== The task ==
Write out each line in which the string "extra" is present.

Entries taken from a collection

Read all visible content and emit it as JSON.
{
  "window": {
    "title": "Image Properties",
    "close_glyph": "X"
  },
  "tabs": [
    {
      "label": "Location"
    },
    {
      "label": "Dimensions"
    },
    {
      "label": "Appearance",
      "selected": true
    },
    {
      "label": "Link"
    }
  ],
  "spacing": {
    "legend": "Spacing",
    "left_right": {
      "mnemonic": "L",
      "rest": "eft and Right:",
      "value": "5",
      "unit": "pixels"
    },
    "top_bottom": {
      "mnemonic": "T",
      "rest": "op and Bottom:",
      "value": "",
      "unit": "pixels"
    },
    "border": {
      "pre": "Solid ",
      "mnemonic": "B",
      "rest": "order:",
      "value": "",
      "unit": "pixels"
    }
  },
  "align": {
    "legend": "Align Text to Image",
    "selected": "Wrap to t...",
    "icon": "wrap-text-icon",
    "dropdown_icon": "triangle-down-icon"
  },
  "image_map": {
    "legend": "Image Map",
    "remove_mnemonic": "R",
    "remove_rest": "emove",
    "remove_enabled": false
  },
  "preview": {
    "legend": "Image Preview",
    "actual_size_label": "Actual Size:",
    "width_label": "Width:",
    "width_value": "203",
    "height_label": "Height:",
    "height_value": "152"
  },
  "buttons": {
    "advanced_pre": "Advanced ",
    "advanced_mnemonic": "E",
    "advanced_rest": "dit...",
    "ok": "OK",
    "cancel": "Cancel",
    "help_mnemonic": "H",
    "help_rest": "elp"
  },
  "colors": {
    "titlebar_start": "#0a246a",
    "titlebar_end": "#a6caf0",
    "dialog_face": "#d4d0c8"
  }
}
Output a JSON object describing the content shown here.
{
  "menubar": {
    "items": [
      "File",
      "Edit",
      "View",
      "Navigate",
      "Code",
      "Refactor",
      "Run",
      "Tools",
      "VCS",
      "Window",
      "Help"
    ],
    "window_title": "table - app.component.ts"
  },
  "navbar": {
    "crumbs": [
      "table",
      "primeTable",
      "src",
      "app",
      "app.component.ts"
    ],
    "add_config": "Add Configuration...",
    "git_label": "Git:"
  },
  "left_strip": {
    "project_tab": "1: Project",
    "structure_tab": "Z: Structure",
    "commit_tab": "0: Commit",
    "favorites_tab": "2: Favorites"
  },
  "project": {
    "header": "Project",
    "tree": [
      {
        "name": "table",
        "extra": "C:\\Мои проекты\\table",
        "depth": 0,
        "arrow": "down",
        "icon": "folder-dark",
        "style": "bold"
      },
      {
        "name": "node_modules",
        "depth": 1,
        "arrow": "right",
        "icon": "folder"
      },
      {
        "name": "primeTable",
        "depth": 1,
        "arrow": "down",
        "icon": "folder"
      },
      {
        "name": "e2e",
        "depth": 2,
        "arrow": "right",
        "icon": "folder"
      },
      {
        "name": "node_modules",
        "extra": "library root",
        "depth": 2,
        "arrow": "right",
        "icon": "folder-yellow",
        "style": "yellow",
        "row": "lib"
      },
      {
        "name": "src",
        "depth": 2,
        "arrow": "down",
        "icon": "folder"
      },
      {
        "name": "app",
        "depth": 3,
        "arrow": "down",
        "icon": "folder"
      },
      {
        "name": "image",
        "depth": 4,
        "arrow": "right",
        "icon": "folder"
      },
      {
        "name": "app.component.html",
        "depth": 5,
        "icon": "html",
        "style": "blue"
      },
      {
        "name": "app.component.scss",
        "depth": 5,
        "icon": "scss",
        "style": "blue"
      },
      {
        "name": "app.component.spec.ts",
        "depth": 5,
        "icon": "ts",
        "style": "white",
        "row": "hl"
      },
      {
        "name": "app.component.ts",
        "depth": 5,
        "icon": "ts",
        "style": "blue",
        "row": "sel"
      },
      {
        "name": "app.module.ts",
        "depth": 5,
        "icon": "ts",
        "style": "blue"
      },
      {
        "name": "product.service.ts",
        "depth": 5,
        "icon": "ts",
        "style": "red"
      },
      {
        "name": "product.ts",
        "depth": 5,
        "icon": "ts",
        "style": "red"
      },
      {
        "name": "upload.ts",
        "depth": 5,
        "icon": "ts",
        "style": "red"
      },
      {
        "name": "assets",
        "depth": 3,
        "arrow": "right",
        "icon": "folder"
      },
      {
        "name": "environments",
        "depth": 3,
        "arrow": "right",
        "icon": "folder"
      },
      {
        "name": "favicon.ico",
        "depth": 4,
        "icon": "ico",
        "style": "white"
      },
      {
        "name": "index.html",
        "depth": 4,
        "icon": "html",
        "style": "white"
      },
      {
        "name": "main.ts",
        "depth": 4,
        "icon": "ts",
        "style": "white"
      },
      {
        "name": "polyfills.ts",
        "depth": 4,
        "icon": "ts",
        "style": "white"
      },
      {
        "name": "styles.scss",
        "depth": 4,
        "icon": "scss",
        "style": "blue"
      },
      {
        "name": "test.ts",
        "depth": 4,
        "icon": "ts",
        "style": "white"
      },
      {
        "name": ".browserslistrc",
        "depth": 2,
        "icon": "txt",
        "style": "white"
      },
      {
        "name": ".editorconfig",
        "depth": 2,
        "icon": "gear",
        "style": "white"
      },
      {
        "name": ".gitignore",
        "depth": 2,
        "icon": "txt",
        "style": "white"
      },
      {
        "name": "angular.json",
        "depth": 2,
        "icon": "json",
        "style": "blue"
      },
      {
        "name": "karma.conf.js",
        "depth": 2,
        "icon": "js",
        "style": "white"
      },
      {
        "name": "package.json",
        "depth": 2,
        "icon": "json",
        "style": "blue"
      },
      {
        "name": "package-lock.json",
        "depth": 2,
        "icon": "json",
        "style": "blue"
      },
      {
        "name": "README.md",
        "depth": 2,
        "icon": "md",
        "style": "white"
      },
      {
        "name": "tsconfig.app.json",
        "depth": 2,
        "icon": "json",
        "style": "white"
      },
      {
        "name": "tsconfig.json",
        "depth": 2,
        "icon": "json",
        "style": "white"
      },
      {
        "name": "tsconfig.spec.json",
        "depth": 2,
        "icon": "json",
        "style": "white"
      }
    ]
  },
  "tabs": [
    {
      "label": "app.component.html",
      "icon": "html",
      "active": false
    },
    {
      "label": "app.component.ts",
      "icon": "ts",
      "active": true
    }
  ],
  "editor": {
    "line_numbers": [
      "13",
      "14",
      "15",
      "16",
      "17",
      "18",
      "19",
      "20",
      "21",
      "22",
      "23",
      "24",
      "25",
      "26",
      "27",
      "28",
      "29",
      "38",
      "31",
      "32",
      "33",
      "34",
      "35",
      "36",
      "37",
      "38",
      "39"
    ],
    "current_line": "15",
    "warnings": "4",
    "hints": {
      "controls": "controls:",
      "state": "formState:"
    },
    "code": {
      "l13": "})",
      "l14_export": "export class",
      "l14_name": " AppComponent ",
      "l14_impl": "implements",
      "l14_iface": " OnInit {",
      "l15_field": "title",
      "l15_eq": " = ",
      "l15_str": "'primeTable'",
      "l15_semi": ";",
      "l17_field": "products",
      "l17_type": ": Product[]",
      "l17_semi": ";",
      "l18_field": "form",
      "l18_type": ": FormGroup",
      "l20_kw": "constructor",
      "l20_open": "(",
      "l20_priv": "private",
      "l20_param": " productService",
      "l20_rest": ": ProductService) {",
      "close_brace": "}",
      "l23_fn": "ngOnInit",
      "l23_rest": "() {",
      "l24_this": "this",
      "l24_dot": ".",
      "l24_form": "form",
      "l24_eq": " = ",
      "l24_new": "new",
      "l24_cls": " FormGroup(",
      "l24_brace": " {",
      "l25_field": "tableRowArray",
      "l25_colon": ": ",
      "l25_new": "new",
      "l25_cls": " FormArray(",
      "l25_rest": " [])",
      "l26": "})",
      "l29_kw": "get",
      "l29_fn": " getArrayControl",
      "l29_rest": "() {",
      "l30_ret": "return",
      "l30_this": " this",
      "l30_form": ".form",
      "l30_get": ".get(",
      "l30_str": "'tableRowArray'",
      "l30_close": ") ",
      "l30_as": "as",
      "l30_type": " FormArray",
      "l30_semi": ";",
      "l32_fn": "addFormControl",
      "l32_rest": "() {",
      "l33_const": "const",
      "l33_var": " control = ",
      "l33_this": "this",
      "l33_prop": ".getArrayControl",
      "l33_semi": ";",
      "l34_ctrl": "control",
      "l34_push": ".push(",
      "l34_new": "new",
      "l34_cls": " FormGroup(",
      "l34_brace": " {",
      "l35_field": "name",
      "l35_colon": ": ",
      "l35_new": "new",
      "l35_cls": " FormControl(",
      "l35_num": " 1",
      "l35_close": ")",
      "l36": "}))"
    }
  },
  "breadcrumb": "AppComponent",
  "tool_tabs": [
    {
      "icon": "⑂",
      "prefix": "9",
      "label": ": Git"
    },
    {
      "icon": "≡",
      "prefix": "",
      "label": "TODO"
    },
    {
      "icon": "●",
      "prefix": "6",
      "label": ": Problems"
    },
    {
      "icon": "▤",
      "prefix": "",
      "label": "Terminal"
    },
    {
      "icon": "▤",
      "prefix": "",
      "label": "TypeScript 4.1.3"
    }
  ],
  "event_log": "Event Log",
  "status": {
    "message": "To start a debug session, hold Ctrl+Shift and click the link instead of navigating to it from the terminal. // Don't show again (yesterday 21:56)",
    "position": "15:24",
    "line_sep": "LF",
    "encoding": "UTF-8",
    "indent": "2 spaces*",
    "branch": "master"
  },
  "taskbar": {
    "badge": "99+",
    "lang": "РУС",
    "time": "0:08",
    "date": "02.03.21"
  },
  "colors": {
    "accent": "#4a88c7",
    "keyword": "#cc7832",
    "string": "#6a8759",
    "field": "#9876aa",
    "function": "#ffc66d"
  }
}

== Output of the exercise ==
        "extra": "C:\\Мои проекты\\table",
        "extra": "library root",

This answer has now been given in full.